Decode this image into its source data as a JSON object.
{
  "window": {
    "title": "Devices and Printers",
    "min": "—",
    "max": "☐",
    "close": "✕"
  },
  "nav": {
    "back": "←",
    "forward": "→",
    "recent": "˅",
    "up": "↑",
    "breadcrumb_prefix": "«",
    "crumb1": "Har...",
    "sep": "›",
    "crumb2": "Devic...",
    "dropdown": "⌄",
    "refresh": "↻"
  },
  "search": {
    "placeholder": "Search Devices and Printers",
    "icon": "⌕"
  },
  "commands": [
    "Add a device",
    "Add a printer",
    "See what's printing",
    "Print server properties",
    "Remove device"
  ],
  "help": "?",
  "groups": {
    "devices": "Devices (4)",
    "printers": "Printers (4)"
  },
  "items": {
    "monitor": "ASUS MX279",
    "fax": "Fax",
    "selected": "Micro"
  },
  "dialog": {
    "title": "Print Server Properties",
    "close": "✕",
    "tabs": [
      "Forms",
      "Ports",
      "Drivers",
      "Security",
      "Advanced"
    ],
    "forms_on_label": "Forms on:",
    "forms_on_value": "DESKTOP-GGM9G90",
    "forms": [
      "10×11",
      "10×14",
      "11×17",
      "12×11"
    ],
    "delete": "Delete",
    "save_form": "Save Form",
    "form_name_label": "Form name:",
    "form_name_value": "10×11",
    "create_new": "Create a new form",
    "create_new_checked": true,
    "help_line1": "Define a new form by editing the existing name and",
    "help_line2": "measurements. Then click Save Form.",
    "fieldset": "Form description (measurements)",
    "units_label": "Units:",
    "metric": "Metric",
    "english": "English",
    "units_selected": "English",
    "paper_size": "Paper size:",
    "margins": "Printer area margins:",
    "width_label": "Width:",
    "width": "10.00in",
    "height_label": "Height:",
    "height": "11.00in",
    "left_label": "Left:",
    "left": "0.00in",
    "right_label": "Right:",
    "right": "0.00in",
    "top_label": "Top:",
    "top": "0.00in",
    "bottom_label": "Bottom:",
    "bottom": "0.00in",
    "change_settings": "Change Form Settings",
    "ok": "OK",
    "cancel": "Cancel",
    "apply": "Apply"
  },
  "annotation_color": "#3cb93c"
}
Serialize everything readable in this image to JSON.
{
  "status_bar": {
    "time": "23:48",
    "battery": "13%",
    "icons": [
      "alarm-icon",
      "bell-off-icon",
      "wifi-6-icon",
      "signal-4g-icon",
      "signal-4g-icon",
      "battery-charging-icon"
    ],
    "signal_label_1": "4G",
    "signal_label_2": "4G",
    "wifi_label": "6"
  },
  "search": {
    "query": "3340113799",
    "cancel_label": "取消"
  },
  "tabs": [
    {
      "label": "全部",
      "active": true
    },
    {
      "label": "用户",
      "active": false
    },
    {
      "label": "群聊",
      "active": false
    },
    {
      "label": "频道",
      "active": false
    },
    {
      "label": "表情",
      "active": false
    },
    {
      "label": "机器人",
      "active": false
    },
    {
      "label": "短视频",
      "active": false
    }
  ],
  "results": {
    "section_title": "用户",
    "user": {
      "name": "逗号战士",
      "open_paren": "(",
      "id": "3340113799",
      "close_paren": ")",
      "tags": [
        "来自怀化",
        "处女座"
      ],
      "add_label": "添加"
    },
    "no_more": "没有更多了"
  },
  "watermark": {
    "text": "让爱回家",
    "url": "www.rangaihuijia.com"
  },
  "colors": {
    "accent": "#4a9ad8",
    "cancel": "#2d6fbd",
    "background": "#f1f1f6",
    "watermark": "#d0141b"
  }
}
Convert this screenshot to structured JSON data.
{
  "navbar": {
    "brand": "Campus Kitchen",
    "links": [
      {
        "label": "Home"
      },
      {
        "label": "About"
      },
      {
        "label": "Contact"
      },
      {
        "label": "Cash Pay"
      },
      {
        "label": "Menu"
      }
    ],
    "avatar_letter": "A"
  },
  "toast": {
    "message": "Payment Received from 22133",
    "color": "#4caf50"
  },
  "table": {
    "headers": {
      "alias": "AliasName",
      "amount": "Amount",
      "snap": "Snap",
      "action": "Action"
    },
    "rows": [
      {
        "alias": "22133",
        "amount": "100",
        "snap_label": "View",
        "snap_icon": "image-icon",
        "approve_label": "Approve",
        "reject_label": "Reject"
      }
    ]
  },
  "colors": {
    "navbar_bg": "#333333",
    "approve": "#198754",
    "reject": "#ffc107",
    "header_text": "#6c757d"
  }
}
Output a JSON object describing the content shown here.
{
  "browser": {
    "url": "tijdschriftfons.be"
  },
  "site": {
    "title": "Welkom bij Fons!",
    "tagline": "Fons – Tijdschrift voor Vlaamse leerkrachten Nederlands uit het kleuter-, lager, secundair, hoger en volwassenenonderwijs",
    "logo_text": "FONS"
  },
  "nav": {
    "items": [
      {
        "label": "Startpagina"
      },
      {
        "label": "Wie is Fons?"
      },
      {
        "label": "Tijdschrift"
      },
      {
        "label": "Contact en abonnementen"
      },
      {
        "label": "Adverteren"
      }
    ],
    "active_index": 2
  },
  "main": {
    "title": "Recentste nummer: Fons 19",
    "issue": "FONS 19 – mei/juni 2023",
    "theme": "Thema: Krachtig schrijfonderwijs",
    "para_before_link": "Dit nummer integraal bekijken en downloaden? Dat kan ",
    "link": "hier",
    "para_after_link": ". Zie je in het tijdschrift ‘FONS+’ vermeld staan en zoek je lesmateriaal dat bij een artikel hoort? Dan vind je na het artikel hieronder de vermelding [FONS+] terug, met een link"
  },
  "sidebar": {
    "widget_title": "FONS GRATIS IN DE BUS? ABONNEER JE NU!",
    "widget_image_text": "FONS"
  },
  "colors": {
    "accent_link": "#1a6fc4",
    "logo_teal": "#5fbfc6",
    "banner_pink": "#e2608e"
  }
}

### YOUR TASK
The records above should be returned exactly.

### ANSWER TO THIS EXERCISE
Decode this image into its source data as a JSON object.
{
  "window": {
    "title": "Devices and Printers",
    "min": "—",
    "max": "☐",
    "close": "✕"
  },
  "nav": {
    "back": "←",
    "forward": "→",
    "recent": "˅",
    "up": "↑",
    "breadcrumb_prefix": "«",
    "crumb1": "Har...",
    "sep": "›",
    "crumb2": "Devic...",
    "dropdown": "⌄",
    "refresh": "↻"
  },
  "search": {
    "placeholder": "Search Devices and Printers",
    "icon": "⌕"
  },
  "commands": [
    "Add a device",
    "Add a printer",
    "See what's printing",
    "Print server properties",
    "Remove device"
  ],
  "help": "?",
  "groups": {
    "devices": "Devices (4)",
    "printers": "Printers (4)"
  },
  "items": {
    "monitor": "ASUS MX279",
    "fax": "Fax",
    "selected": "Micro"
  },
  "dialog": {
    "title": "Print Server Properties",
    "close": "✕",
    "tabs": [
      "Forms",
      "Ports",
      "Drivers",
      "Security",
      "Advanced"
    ],
    "forms_on_label": "Forms on:",
    "forms_on_value": "DESKTOP-GGM9G90",
    "forms": [
      "10×11",
      "10×14",
      "11×17",
      "12×11"
    ],
    "delete": "Delete",
    "save_form": "Save Form",
    "form_name_label": "Form name:",
    "form_name_value": "10×11",
    "create_new": "Create a new form",
    "create_new_checked": true,
    "help_line1": "Define a new form by editing the existing name and",
    "help_line2": "measurements. Then click Save Form.",
    "fieldset": "Form description (measurements)",
    "units_label": "Units:",
    "metric": "Metric",
    "english": "English",
    "units_selected": "English",
    "paper_size": "Paper size:",
    "margins": "Printer area margins:",
    "width_label": "Width:",
    "width": "10.00in",
    "height_label": "Height:",
    "height": "11.00in",
    "left_label": "Left:",
    "left": "0.00in",
    "right_label": "Right:",
    "right": "0.00in",
    "top_label": "Top:",
    "top": "0.00in",
    "bottom_label": "Bottom:",
    "bottom": "0.00in",
    "change_settings": "Change Form Settings",
    "ok": "OK",
    "cancel": "Cancel",
    "apply": "Apply"
  },
  "annotation_color": "#3cb93c"
}
Serialize everything readable in this image to JSON.
{
  "status_bar": {
    "time": "23:48",
    "battery": "13%",
    "icons": [
      "alarm-icon",
      "bell-off-icon",
      "wifi-6-icon",
      "signal-4g-icon",
      "signal-4g-icon",
      "battery-charging-icon"
    ],
    "signal_label_1": "4G",
    "signal_label_2": "4G",
    "wifi_label": "6"
  },
  "search": {
    "query": "3340113799",
    "cancel_label": "取消"
  },
  "tabs": [
    {
      "label": "全部",
      "active": true
    },
    {
      "label": "用户",
      "active": false
    },
    {
      "label": "群聊",
      "active": false
    },
    {
      "label": "频道",
      "active": false
    },
    {
      "label": "表情",
      "active": false
    },
    {
      "label": "机器人",
      "active": false
    },
    {
      "label": "短视频",
      "active": false
    }
  ],
  "results": {
    "section_title": "用户",
    "user": {
      "name": "逗号战士",
      "open_paren": "(",
      "id": "3340113799",
      "close_paren": ")",
      "tags": [
        "来自怀化",
        "处女座"
      ],
      "add_label": "添加"
    },
    "no_more": "没有更多了"
  },
  "watermark": {
    "text": "让爱回家",
    "url": "www.rangaihuijia.com"
  },
  "colors": {
    "accent": "#4a9ad8",
    "cancel": "#2d6fbd",
    "background": "#f1f1f6",
    "watermark": "#d0141b"
  }
}
Convert this screenshot to structured JSON data.
{
  "navbar": {
    "brand": "Campus Kitchen",
    "links": [
      {
        "label": "Home"
      },
      {
        "label": "About"
      },
      {
        "label": "Contact"
      },
      {
        "label": "Cash Pay"
      },
      {
        "label": "Menu"
      }
    ],
    "avatar_letter": "A"
  },
  "toast": {
    "message": "Payment Received from 22133",
    "color": "#4caf50"
  },
  "table": {
    "headers": {
      "alias": "AliasName",
      "amount": "Amount",
      "snap": "Snap",
      "action": "Action"
    },
    "rows": [
      {
        "alias": "22133",
        "amount": "100",
        "snap_label": "View",
        "snap_icon": "image-icon",
        "approve_label": "Approve",
        "reject_label": "Reject"
      }
    ]
  },
  "colors": {
    "navbar_bg": "#333333",
    "approve": "#198754",
    "reject": "#ffc107",
    "header_text": "#6c757d"
  }
}
Output a JSON object describing the content shown here.
{
  "browser": {
    "url": "tijdschriftfons.be"
  },
  "site": {
    "title": "Welkom bij Fons!",
    "tagline": "Fons – Tijdschrift voor Vlaamse leerkrachten Nederlands uit het kleuter-, lager, secundair, hoger en volwassenenonderwijs",
    "logo_text": "FONS"
  },
  "nav": {
    "items": [
      {
        "label": "Startpagina"
      },
      {
        "label": "Wie is Fons?"
      },
      {
        "label": "Tijdschrift"
      },
      {
        "label": "Contact en abonnementen"
      },
      {
        "label": "Adverteren"
      }
    ],
    "active_index": 2
  },
  "main": {
    "title": "Recentste nummer: Fons 19",
    "issue": "FONS 19 – mei/juni 2023",
    "theme": "Thema: Krachtig schrijfonderwijs",
    "para_before_link": "Dit nummer integraal bekijken en downloaden? Dat kan ",
    "link": "hier",
    "para_after_link": ". Zie je in het tijdschrift ‘FONS+’ vermeld staan en zoek je lesmateriaal dat bij een artikel hoort? Dan vind je na het artikel hieronder de vermelding [FONS+] terug, met een link"
  },
  "sidebar": {
    "widget_title": "FONS GRATIS IN DE BUS? ABONNEER JE NU!",
    "widget_image_text": "FONS"
  },
  "colors": {
    "accent_link": "#1a6fc4",
    "logo_teal": "#5fbfc6",
    "banner_pink": "#e2608e"
  }
}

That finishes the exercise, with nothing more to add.